Your copy of the material must match it exactly, except that pictures are dropped.
══ Provided data ══
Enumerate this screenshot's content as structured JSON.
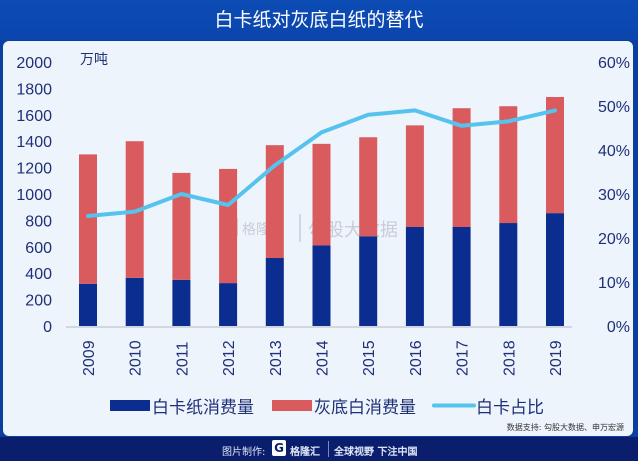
{
  "title": "白卡纸对灰底白纸的替代",
  "footer": {
    "made_by_label": "图片制作:",
    "brand": "格隆汇",
    "logo_letter": "G",
    "slogan": "全球视野 下注中国"
  },
  "watermark": {
    "brand": "格隆汇",
    "text": "勾股大数据"
  },
  "source": "数据支持: 勾股大数据、申万宏源",
  "colors": {
    "white_card": "#0a2d8f",
    "gray_board": "#d95b5e",
    "share_line": "#56c3ee",
    "title_bg": "#0d4cb5"
  },
  "chart_data": {
    "type": "bar",
    "stacked": true,
    "title": "白卡纸对灰底白纸的替代",
    "ylabel": "万吨",
    "ylim": [
      0,
      2000
    ],
    "y_ticks": [
      "0",
      "200",
      "400",
      "600",
      "800",
      "1000",
      "1200",
      "1400",
      "1600",
      "1800",
      "2000"
    ],
    "y2lim": [
      0,
      60
    ],
    "y2_ticks": [
      "0%",
      "10%",
      "20%",
      "30%",
      "40%",
      "50%",
      "60%"
    ],
    "categories": [
      "2009",
      "2010",
      "2011",
      "2012",
      "2013",
      "2014",
      "2015",
      "2016",
      "2017",
      "2018",
      "2019"
    ],
    "series": [
      {
        "name": "白卡纸消费量",
        "type": "bar",
        "axis": "left",
        "values": [
          320,
          365,
          350,
          325,
          515,
          610,
          680,
          750,
          750,
          780,
          855
        ]
      },
      {
        "name": "灰底白消费量",
        "type": "bar",
        "axis": "left",
        "values": [
          980,
          1035,
          810,
          865,
          855,
          770,
          750,
          770,
          900,
          885,
          880
        ]
      },
      {
        "name": "白卡占比",
        "type": "line",
        "axis": "right",
        "unit": "%",
        "values": [
          25,
          26,
          30,
          27.5,
          36.5,
          44,
          48,
          49,
          45.5,
          46.5,
          49
        ]
      }
    ],
    "legend_position": "bottom",
    "grid": false
  }
}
═══
> [Response to this exercise]:
Enumerate this screenshot's content as structured JSON.
{
  "title": "白卡纸对灰底白纸的替代",
  "footer": {
    "made_by_label": "图片制作:",
    "brand": "格隆汇",
    "logo_letter": "G",
    "slogan": "全球视野 下注中国"
  },
  "watermark": {
    "brand": "格隆汇",
    "text": "勾股大数据"
  },
  "source": "数据支持: 勾股大数据、申万宏源",
  "colors": {
    "white_card": "#0a2d8f",
    "gray_board": "#d95b5e",
    "share_line": "#56c3ee",
    "title_bg": "#0d4cb5"
  },
  "chart_data": {
    "type": "bar",
    "stacked": true,
    "title": "白卡纸对灰底白纸的替代",
    "ylabel": "万吨",
    "ylim": [
      0,
      2000
    ],
    "y_ticks": [
      "0",
      "200",
      "400",
      "600",
      "800",
      "1000",
      "1200",
      "1400",
      "1600",
      "1800",
      "2000"
    ],
    "y2lim": [
      0,
      60
    ],
    "y2_ticks": [
      "0%",
      "10%",
      "20%",
      "30%",
      "40%",
      "50%",
      "60%"
    ],
    "categories": [
      "2009",
      "2010",
      "2011",
      "2012",
      "2013",
      "2014",
      "2015",
      "2016",
      "2017",
      "2018",
      "2019"
    ],
    "series": [
      {
        "name": "白卡纸消费量",
        "type": "bar",
        "axis": "left",
        "values": [
          320,
          365,
          350,
          325,
          515,
          610,
          680,
          750,
          750,
          780,
          855
        ]
      },
      {
        "name": "灰底白消费量",
        "type": "bar",
        "axis": "left",
        "values": [
          980,
          1035,
          810,
          865,
          855,
          770,
          750,
          770,
          900,
          885,
          880
        ]
      },
      {
        "name": "白卡占比",
        "type": "line",
        "axis": "right",
        "unit": "%",
        "values": [
          25,
          26,
          30,
          27.5,
          36.5,
          44,
          48,
          49,
          45.5,
          46.5,
          49
        ]
      }
    ],
    "legend_position": "bottom",
    "grid": false
  }
}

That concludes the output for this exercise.